- What the task asks -
Search the records for the word "Permit" and pick out every line that has it.

- Material -
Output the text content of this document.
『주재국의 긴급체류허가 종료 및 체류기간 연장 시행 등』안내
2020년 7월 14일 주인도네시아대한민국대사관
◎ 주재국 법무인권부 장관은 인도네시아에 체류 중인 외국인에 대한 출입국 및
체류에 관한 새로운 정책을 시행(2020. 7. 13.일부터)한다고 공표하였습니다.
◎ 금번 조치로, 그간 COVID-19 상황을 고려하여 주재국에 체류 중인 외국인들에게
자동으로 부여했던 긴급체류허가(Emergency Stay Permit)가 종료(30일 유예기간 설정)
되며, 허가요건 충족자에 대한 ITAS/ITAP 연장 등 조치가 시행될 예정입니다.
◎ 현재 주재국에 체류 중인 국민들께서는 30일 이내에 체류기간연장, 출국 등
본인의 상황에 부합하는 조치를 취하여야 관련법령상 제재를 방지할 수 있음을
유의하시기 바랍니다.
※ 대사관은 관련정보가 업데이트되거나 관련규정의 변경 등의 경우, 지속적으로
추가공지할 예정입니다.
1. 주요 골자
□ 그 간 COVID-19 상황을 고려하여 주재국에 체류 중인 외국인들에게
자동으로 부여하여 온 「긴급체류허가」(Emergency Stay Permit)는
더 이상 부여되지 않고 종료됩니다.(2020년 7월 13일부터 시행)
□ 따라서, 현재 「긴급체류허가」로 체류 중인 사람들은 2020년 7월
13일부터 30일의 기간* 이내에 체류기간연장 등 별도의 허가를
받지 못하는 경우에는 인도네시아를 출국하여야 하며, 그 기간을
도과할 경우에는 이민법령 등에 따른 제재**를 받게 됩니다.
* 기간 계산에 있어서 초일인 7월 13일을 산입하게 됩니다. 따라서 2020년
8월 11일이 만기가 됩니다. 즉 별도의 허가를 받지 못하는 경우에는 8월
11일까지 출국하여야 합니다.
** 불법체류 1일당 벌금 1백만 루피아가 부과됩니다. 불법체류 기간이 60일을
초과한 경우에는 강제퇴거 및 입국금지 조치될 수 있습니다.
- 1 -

- Task response -
자동으로 부여했던 긴급체류허가(Emergency Stay Permit)가 종료(30일 유예기간 설정)
자동으로 부여하여 온 「긴급체류허가」(Emergency Stay Permit)는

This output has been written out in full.